Exercise prompt: Keep only the lines that hold the string "title", filtering out the rest of the entries below.

Provided data:
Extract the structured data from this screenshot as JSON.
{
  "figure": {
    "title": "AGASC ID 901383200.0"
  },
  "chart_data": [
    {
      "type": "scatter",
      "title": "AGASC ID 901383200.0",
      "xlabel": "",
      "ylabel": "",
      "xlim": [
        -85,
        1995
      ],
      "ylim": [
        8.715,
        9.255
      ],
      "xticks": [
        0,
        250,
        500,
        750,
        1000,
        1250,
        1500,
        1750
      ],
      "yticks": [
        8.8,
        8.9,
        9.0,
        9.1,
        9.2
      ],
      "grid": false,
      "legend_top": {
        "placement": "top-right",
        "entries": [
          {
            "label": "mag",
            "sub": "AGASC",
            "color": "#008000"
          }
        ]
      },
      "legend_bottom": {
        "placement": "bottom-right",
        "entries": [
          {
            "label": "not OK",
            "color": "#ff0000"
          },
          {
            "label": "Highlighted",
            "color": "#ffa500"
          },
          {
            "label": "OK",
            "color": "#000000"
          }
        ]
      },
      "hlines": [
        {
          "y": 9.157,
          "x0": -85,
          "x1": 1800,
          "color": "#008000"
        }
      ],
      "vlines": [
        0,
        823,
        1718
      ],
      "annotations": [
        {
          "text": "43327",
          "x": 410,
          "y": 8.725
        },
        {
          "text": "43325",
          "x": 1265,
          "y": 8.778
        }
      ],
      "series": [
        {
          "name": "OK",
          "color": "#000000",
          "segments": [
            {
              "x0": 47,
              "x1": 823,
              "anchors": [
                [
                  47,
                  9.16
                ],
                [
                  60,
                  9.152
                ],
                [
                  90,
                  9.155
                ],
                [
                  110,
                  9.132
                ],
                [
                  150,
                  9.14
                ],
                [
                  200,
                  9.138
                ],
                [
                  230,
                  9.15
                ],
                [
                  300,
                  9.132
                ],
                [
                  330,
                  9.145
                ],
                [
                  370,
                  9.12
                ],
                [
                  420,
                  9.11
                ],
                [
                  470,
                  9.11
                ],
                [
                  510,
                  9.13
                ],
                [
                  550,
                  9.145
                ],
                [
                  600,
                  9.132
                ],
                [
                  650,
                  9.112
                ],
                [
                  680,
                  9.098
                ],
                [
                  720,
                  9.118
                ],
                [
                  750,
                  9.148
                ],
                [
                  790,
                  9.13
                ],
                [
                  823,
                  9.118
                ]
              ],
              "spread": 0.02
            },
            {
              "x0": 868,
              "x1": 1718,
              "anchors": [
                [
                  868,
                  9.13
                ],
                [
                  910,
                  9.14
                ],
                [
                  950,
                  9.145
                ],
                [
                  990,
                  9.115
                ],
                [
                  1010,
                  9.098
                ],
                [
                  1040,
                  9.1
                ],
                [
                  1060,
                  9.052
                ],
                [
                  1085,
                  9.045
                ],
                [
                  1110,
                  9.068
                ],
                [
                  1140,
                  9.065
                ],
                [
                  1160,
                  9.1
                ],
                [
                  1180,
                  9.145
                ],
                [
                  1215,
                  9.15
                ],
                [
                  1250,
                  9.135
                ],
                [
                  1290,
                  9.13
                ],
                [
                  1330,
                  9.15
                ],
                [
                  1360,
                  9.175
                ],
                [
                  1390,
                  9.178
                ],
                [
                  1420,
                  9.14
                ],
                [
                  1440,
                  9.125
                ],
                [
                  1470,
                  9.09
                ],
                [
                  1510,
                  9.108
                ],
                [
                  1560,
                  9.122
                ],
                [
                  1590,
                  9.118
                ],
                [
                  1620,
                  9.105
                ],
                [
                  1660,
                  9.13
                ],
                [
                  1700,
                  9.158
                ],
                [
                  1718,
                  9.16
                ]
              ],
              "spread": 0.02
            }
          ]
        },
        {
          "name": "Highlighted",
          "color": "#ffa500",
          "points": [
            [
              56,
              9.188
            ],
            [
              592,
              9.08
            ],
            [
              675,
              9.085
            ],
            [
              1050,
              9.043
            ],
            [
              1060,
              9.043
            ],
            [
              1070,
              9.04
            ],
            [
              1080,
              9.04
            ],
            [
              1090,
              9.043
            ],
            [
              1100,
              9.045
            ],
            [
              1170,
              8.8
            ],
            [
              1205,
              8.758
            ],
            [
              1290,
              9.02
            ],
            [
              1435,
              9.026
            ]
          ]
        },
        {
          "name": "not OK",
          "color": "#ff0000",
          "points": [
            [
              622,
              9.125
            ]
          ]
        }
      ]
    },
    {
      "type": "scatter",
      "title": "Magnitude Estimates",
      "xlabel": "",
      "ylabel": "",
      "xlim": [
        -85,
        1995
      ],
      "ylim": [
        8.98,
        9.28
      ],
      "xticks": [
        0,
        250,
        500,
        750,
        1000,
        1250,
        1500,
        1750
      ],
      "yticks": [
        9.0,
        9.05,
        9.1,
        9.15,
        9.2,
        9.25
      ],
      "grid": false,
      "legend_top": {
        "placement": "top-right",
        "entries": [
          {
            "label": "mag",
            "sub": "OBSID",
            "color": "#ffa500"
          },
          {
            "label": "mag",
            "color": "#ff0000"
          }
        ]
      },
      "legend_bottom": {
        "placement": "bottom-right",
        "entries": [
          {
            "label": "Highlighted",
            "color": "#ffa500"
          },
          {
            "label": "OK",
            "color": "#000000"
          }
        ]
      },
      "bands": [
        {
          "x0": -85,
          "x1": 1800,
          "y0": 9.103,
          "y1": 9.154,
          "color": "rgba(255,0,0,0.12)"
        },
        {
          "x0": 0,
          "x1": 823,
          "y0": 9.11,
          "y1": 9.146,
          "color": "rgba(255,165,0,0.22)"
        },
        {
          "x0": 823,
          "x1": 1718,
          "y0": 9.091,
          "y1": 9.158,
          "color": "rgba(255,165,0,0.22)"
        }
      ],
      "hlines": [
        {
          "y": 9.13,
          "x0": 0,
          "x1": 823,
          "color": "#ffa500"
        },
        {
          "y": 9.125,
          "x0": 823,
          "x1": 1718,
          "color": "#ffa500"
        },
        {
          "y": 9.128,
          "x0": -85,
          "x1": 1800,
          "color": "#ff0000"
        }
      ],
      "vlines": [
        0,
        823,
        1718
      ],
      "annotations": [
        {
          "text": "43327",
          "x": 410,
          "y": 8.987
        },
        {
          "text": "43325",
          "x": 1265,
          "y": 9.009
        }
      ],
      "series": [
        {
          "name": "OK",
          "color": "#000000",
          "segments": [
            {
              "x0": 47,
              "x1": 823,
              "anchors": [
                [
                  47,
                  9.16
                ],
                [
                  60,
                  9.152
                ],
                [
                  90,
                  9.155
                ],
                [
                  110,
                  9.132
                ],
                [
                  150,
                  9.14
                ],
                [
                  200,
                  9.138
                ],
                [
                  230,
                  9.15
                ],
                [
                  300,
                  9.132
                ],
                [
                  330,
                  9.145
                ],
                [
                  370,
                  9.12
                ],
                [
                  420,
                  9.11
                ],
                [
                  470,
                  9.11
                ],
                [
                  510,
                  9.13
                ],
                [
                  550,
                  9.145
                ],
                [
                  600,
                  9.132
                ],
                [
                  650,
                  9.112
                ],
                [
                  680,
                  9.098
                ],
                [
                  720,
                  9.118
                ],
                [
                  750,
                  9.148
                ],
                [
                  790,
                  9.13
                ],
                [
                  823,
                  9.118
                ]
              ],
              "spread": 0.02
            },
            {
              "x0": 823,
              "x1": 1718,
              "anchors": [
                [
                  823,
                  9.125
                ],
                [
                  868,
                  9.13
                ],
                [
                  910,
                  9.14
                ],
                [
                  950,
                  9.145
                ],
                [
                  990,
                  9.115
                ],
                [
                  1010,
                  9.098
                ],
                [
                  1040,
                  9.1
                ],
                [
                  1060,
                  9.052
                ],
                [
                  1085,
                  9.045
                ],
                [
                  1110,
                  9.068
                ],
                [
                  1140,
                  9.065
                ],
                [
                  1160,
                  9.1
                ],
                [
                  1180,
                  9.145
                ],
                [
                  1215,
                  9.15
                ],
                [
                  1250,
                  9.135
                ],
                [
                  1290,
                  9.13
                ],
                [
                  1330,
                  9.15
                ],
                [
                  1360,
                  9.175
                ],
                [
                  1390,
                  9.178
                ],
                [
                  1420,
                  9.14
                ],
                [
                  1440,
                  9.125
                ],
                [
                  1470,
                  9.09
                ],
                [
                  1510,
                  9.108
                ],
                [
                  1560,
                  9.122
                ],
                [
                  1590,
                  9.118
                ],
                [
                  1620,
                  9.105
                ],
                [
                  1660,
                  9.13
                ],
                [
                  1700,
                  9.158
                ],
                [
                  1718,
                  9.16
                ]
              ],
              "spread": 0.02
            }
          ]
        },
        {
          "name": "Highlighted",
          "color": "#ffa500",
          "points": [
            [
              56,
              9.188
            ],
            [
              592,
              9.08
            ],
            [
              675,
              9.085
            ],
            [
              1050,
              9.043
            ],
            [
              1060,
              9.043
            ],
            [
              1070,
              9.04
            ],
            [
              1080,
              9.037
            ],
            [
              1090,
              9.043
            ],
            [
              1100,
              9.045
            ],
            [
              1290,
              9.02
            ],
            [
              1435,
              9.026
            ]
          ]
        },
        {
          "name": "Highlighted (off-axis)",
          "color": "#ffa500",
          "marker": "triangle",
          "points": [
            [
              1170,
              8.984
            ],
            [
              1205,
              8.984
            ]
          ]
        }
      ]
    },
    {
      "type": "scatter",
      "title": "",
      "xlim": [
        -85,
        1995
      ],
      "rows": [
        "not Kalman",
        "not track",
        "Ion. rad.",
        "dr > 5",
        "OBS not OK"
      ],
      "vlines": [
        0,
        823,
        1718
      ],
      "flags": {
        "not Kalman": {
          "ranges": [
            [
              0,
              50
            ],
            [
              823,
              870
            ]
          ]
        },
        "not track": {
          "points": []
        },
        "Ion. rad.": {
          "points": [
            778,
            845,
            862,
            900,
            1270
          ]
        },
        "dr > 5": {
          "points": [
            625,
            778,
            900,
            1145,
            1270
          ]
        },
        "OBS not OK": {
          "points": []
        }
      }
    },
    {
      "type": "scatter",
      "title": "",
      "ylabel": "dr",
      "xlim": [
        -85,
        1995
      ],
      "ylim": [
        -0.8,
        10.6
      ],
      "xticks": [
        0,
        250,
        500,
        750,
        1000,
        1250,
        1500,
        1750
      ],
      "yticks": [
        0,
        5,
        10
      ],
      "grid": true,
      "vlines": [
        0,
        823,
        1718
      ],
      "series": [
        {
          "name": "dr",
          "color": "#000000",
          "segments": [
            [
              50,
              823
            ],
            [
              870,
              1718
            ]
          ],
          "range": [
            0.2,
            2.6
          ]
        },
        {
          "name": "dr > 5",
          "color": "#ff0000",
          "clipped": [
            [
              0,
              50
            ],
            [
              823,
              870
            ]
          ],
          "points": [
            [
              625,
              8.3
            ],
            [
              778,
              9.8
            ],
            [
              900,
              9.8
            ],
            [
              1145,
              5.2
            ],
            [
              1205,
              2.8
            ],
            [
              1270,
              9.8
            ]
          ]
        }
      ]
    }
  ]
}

Answer to this exercise:
    "title": "AGASC ID 901383200.0"
      "title": "AGASC ID 901383200.0",
      "title": "Magnitude Estimates",
      "title": "",
      "title": "",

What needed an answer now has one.